▶ **Given exercise**: Go through each line of the records below and count those with the word "остаточного". Give only the count.

::: Recorded information :::

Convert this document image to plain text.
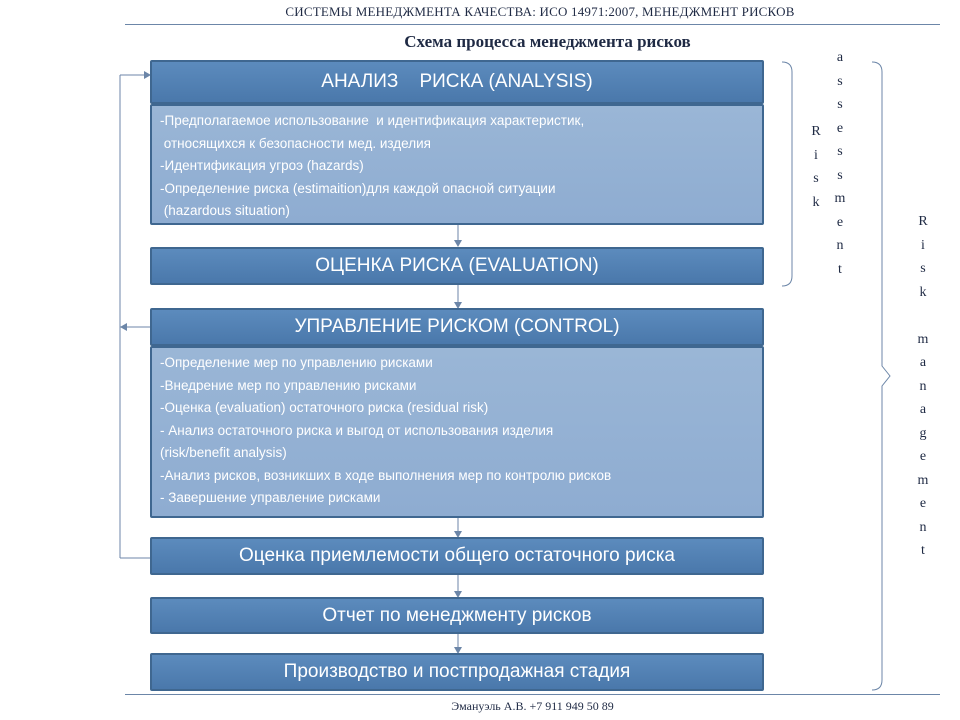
СИСТЕМЫ МЕНЕДЖМЕНТА КАЧЕСТВА: ИСО 14971:2007, МЕНЕДЖМЕНТ РИСКОВ
Схема процесса менеджмента рисков
АНАЛИЗ    РИСКА (ANALYSIS)
-Предполагаемое использование  и идентификация характеристик,
относящихся к безопасности мед. изделия
-Идентификация угроэ (hazards)
-Определение риска (estimaition)для каждой опасной ситуации
(hazardous situation)
ОЦЕНКА РИСКА (EVALUATION)
УПРАВЛЕНИЕ РИСКОМ (CONTROL)
-Определение мер по управлению рисками
-Внедрение мер по управлению рисками
-Оценка (evaluation) остаточного риска (residual risk)
- Анализ остаточного риска и выгод от использования изделия
(risk/benefit analysis)
-Анализ рисков, возникших в ходе выполнения мер по контролю рисков
- Завершение управление рисками
Оценка приемлемости общего остаточного риска
Отчет по менеджменту рисков
Производство и постпродажная стадия
R
i
s
k
a
s
s
e
s
s
m
e
n
t
R
i
s
k
m
a
n
a
g
e
m
e
n
t
Эмануэль А.В. +7 911 949 50 89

:::

▶ **Result of the exercise**: 3